▸ **The request**: Each record must be retyped in full. No character may differ.

▸ **Supplied information**:
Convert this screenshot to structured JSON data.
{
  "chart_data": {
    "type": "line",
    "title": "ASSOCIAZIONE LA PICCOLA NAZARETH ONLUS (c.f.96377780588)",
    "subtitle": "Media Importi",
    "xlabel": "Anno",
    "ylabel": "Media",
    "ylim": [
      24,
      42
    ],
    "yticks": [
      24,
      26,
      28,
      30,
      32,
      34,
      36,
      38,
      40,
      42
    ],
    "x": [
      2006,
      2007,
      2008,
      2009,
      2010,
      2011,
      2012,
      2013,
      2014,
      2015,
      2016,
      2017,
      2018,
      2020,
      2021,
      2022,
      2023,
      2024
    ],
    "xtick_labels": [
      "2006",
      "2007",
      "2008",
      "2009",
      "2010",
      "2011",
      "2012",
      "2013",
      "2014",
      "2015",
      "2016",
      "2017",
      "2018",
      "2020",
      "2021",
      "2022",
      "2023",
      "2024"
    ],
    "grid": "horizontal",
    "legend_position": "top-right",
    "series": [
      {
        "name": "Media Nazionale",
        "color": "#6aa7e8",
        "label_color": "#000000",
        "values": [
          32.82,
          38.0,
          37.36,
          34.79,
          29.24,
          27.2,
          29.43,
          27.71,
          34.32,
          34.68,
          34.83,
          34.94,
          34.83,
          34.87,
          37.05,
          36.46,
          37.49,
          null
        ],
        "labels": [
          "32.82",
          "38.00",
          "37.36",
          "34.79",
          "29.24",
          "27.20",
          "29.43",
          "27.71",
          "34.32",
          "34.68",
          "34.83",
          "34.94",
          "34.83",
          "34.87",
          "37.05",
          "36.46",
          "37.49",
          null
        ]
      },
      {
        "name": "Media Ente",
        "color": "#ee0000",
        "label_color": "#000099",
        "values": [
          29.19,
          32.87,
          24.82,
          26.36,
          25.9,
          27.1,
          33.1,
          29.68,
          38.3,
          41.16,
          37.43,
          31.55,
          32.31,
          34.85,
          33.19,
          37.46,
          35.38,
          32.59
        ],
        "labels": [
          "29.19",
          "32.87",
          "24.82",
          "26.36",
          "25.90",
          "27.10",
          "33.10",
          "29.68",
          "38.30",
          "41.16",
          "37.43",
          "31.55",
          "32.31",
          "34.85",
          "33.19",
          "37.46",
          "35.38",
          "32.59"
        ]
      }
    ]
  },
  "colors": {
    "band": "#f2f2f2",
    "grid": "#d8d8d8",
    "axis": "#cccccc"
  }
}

▸ **Solution to this task**:
Convert this screenshot to structured JSON data.
{
  "chart_data": {
    "type": "line",
    "title": "ASSOCIAZIONE LA PICCOLA NAZARETH ONLUS (c.f.96377780588)",
    "subtitle": "Media Importi",
    "xlabel": "Anno",
    "ylabel": "Media",
    "ylim": [
      24,
      42
    ],
    "yticks": [
      24,
      26,
      28,
      30,
      32,
      34,
      36,
      38,
      40,
      42
    ],
    "x": [
      2006,
      2007,
      2008,
      2009,
      2010,
      2011,
      2012,
      2013,
      2014,
      2015,
      2016,
      2017,
      2018,
      2020,
      2021,
      2022,
      2023,
      2024
    ],
    "xtick_labels": [
      "2006",
      "2007",
      "2008",
      "2009",
      "2010",
      "2011",
      "2012",
      "2013",
      "2014",
      "2015",
      "2016",
      "2017",
      "2018",
      "2020",
      "2021",
      "2022",
      "2023",
      "2024"
    ],
    "grid": "horizontal",
    "legend_position": "top-right",
    "series": [
      {
        "name": "Media Nazionale",
        "color": "#6aa7e8",
        "label_color": "#000000",
        "values": [
          32.82,
          38.0,
          37.36,
          34.79,
          29.24,
          27.2,
          29.43,
          27.71,
          34.32,
          34.68,
          34.83,
          34.94,
          34.83,
          34.87,
          37.05,
          36.46,
          37.49,
          null
        ],
        "labels": [
          "32.82",
          "38.00",
          "37.36",
          "34.79",
          "29.24",
          "27.20",
          "29.43",
          "27.71",
          "34.32",
          "34.68",
          "34.83",
          "34.94",
          "34.83",
          "34.87",
          "37.05",
          "36.46",
          "37.49",
          null
        ]
      },
      {
        "name": "Media Ente",
        "color": "#ee0000",
        "label_color": "#000099",
        "values": [
          29.19,
          32.87,
          24.82,
          26.36,
          25.9,
          27.1,
          33.1,
          29.68,
          38.3,
          41.16,
          37.43,
          31.55,
          32.31,
          34.85,
          33.19,
          37.46,
          35.38,
          32.59
        ],
        "labels": [
          "29.19",
          "32.87",
          "24.82",
          "26.36",
          "25.90",
          "27.10",
          "33.10",
          "29.68",
          "38.30",
          "41.16",
          "37.43",
          "31.55",
          "32.31",
          "34.85",
          "33.19",
          "37.46",
          "35.38",
          "32.59"
        ]
      }
    ]
  },
  "colors": {
    "band": "#f2f2f2",
    "grid": "#d8d8d8",
    "axis": "#cccccc"
  }
}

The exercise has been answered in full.